[Extracted records]
■ ■ ■

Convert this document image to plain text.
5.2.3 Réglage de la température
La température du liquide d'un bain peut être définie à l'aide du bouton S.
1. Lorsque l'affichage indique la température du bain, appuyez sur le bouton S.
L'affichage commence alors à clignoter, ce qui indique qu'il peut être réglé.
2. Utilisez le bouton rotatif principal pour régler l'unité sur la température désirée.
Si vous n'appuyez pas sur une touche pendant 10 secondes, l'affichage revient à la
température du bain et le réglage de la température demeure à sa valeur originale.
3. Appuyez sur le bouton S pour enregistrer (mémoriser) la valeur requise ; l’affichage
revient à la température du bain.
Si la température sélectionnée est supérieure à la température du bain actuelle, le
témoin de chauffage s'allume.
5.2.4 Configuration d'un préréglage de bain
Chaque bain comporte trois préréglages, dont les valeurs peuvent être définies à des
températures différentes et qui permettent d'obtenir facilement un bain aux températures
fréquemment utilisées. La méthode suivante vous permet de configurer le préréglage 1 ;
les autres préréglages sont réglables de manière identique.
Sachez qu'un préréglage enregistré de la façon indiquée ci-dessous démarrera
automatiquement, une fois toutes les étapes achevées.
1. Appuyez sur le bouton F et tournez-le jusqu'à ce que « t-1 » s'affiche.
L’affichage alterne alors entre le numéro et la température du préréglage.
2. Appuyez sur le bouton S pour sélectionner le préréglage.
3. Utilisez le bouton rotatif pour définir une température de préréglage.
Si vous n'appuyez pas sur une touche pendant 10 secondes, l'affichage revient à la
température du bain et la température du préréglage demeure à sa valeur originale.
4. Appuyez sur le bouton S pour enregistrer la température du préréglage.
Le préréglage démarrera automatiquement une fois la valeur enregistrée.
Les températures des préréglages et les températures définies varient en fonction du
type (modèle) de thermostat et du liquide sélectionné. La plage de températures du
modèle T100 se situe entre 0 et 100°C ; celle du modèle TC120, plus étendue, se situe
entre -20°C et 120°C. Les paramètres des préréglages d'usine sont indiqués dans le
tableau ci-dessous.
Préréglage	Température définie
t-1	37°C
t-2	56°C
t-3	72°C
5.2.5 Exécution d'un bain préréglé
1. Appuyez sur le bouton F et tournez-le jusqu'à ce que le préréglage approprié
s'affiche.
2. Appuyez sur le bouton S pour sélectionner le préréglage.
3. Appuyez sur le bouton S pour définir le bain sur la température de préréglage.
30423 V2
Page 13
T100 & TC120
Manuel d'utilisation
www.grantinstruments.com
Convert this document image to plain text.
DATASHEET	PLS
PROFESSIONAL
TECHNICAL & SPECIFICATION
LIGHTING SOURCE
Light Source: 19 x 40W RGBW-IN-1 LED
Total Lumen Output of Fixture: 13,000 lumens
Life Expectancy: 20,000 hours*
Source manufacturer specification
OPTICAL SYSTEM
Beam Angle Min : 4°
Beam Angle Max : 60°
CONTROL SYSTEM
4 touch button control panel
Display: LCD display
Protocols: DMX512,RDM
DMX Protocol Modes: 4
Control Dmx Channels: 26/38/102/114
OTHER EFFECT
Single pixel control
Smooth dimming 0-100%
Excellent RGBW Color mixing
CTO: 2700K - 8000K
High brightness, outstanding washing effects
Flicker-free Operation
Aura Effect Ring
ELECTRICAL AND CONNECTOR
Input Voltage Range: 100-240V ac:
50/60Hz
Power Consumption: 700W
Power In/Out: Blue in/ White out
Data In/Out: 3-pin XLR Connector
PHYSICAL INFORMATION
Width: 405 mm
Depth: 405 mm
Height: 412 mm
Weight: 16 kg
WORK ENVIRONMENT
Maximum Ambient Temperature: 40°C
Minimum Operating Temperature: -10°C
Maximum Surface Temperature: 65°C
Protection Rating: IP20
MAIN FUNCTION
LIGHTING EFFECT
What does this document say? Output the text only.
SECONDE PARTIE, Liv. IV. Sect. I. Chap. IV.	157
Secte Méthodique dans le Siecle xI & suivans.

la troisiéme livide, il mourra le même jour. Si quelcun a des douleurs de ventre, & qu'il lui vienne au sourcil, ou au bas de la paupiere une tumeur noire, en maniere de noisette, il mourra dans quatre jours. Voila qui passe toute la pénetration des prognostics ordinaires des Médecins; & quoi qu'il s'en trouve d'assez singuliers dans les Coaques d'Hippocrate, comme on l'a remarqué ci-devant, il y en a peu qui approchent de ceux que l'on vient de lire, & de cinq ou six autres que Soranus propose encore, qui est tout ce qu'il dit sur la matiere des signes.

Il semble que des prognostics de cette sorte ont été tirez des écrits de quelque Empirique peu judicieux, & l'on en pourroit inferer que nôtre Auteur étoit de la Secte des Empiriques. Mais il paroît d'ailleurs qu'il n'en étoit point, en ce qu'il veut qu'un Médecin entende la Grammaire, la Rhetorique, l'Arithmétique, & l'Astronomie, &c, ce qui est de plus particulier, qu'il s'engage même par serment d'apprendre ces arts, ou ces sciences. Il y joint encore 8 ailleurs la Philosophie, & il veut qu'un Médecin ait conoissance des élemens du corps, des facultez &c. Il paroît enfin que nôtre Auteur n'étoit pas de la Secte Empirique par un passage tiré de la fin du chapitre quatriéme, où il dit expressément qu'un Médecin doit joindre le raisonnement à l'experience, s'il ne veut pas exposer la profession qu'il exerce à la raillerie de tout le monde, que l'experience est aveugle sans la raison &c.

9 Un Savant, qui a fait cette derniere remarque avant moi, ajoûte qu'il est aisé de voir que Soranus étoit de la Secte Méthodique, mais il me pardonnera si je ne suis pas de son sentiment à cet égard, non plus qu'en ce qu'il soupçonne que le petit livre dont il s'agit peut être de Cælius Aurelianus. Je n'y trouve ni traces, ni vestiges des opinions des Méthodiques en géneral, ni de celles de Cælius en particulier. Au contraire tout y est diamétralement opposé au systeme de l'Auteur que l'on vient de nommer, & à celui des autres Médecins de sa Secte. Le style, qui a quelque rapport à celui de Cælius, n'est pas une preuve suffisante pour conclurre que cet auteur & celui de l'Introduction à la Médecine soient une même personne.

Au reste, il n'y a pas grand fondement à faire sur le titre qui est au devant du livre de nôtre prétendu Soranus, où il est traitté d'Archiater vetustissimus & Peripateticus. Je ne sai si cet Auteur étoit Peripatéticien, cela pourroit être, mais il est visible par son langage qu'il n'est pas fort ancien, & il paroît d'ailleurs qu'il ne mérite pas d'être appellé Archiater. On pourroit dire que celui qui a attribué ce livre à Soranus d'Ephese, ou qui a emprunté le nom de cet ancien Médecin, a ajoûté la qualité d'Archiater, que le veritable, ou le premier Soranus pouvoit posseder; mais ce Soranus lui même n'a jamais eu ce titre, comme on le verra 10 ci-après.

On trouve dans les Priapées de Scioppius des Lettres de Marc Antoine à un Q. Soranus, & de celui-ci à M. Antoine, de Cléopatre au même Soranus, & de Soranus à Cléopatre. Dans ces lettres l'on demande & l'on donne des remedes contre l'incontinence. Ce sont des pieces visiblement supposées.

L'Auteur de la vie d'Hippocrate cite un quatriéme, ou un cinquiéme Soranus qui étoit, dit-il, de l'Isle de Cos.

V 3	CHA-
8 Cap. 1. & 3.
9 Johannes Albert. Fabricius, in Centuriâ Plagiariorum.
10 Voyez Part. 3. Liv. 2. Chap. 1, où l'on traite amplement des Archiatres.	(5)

■ ■ ■

● CHALLENGE: Scan the material above for the word "Temperature". Copy each line where it occurs.

● PROBLEM SOLUTION:
Maximum Ambient Temperature: 40°C
Minimum Operating Temperature: -10°C
Maximum Surface Temperature: 65°C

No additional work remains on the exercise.